Directions for this task> Print each of the entries exactly, leaving nothing out.

BEGIN Record extracts

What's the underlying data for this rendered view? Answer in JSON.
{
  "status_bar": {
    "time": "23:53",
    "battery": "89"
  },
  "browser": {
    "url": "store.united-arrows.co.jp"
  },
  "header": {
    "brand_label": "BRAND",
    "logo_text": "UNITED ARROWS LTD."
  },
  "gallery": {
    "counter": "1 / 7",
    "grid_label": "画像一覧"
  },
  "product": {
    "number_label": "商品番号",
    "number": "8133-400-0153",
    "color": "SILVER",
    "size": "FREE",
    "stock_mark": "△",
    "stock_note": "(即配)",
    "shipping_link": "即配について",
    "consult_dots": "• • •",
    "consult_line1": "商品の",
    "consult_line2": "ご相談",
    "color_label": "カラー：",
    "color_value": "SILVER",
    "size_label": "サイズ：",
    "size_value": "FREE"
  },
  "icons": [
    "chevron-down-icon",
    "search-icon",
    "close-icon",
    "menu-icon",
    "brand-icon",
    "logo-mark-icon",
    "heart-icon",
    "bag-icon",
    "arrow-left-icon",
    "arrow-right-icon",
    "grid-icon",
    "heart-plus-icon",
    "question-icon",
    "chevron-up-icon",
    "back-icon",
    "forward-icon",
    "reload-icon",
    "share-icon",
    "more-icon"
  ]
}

END Record extracts

Reply to the exercise>
What's the underlying data for this rendered view? Answer in JSON.
{
  "status_bar": {
    "time": "23:53",
    "battery": "89"
  },
  "browser": {
    "url": "store.united-arrows.co.jp"
  },
  "header": {
    "brand_label": "BRAND",
    "logo_text": "UNITED ARROWS LTD."
  },
  "gallery": {
    "counter": "1 / 7",
    "grid_label": "画像一覧"
  },
  "product": {
    "number_label": "商品番号",
    "number": "8133-400-0153",
    "color": "SILVER",
    "size": "FREE",
    "stock_mark": "△",
    "stock_note": "(即配)",
    "shipping_link": "即配について",
    "consult_dots": "• • •",
    "consult_line1": "商品の",
    "consult_line2": "ご相談",
    "color_label": "カラー：",
    "color_value": "SILVER",
    "size_label": "サイズ：",
    "size_value": "FREE"
  },
  "icons": [
    "chevron-down-icon",
    "search-icon",
    "close-icon",
    "menu-icon",
    "brand-icon",
    "logo-mark-icon",
    "heart-icon",
    "bag-icon",
    "arrow-left-icon",
    "arrow-right-icon",
    "grid-icon",
    "heart-plus-icon",
    "question-icon",
    "chevron-up-icon",
    "back-icon",
    "forward-icon",
    "reload-icon",
    "share-icon",
    "more-icon"
  ]
}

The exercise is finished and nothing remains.